(Data records)
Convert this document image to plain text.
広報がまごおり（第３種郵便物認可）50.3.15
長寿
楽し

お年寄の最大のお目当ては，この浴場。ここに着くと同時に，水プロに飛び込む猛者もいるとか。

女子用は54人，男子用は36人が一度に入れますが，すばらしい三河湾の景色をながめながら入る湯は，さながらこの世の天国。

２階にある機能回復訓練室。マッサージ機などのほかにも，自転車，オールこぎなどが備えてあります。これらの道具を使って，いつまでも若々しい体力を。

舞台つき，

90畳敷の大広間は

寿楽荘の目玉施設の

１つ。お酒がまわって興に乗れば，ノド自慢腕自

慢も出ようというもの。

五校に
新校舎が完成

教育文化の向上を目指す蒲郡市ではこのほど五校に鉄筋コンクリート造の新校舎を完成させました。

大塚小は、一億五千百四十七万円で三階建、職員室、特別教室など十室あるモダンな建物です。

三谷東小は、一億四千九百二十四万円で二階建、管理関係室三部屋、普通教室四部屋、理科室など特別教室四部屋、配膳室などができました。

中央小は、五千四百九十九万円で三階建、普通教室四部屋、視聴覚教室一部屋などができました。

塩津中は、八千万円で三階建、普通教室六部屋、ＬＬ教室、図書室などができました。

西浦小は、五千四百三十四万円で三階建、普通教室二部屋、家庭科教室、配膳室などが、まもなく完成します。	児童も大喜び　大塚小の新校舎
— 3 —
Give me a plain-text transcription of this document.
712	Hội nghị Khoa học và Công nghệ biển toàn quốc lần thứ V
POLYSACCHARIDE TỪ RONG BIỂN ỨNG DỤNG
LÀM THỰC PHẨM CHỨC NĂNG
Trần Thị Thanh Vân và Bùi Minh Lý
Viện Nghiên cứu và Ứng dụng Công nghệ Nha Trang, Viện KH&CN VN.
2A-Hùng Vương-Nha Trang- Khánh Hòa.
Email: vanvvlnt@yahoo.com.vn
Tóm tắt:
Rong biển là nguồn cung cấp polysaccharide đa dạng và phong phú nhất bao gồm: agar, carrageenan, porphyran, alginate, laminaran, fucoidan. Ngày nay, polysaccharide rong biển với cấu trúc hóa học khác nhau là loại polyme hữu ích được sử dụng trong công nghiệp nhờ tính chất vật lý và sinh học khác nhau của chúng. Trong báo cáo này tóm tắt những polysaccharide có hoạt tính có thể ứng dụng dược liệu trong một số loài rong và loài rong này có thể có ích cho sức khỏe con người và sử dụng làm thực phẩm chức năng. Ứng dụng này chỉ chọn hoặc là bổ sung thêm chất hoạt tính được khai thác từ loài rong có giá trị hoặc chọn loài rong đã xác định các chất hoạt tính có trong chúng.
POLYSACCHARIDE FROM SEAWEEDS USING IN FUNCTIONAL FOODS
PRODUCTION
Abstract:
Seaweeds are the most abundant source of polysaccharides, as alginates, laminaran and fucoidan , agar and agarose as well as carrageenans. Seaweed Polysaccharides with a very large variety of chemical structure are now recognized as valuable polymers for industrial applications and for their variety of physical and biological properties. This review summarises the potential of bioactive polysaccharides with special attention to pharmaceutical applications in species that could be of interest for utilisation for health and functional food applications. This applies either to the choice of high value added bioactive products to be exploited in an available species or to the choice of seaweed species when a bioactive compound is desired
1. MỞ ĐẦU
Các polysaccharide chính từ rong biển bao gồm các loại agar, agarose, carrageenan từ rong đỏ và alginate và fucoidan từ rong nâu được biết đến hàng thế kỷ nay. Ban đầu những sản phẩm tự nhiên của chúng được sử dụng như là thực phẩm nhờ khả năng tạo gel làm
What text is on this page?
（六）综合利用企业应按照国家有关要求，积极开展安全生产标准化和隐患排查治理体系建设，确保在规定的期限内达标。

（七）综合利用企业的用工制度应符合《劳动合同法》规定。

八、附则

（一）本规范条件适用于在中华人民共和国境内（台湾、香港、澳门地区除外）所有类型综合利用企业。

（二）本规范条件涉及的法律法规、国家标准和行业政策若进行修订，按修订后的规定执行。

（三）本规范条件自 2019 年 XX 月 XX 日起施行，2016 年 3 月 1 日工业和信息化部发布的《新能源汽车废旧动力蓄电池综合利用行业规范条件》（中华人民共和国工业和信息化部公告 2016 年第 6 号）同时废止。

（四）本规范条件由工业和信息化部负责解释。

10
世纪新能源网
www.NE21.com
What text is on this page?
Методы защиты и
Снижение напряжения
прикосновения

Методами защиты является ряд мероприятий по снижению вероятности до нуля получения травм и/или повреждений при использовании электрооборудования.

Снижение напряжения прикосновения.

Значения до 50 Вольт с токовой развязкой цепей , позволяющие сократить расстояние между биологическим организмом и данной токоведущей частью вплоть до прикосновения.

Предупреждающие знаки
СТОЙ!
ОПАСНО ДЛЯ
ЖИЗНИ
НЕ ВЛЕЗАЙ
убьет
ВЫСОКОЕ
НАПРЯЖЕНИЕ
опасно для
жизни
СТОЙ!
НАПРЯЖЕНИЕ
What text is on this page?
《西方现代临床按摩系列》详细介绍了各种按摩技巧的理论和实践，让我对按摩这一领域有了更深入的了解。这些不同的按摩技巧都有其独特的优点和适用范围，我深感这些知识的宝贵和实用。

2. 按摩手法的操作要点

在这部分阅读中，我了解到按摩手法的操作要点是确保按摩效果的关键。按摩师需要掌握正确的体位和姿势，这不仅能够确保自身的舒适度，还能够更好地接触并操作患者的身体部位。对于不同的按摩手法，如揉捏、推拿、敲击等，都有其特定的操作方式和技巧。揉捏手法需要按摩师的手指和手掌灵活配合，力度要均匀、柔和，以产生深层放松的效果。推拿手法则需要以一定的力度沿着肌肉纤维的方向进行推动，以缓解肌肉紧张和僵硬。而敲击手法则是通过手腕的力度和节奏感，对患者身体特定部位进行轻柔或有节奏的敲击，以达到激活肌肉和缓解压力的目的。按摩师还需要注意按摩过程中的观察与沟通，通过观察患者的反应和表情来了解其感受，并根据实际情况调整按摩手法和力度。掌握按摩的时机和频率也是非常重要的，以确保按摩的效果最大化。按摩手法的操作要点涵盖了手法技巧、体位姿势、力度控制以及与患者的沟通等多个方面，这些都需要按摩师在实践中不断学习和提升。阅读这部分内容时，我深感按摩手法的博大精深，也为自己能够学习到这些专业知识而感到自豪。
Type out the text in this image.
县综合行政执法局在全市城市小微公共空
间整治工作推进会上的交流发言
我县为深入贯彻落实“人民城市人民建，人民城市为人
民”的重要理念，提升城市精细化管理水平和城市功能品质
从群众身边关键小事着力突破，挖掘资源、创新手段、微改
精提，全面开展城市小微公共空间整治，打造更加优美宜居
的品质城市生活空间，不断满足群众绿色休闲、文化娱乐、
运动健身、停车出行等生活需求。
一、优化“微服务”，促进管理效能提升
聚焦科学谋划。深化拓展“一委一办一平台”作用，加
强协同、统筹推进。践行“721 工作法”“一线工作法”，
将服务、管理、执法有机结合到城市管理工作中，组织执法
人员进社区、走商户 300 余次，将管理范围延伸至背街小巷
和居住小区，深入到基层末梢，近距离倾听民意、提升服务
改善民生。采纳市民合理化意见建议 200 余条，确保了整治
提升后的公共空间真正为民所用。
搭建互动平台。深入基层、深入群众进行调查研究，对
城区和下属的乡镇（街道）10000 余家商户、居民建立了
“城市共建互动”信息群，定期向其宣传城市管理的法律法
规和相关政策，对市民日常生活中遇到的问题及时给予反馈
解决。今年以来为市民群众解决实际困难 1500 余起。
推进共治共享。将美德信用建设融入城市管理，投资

Task: Extract from the material all lines containing the string "напряжения".

Response for this exercise:
Снижение напряжения
Снижение напряжения прикосновения.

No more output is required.